+++ Material provided

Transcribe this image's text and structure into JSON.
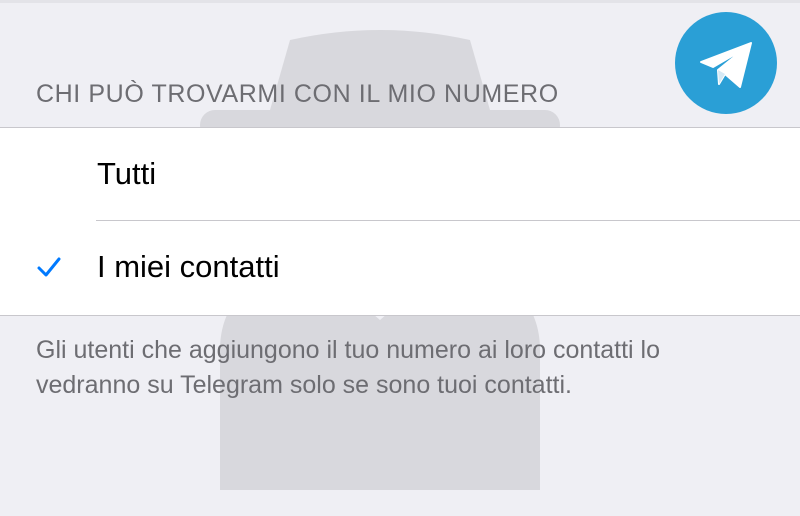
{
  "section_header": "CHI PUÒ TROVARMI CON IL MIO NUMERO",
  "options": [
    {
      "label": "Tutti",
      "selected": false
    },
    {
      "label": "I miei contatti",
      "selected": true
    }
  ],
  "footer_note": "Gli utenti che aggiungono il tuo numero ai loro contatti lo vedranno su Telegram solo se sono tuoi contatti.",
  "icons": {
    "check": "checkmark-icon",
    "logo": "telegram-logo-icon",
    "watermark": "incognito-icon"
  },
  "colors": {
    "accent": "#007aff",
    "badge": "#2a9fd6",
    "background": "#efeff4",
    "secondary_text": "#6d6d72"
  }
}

++++++

Directions for this task >> Omit the images and transcribe all of the records above word for word.

Response for this exercise >>
Transcribe this image's text and structure into JSON.
{
  "section_header": "CHI PUÒ TROVARMI CON IL MIO NUMERO",
  "options": [
    {
      "label": "Tutti",
      "selected": false
    },
    {
      "label": "I miei contatti",
      "selected": true
    }
  ],
  "footer_note": "Gli utenti che aggiungono il tuo numero ai loro contatti lo vedranno su Telegram solo se sono tuoi contatti.",
  "icons": {
    "check": "checkmark-icon",
    "logo": "telegram-logo-icon",
    "watermark": "incognito-icon"
  },
  "colors": {
    "accent": "#007aff",
    "badge": "#2a9fd6",
    "background": "#efeff4",
    "secondary_text": "#6d6d72"
  }
}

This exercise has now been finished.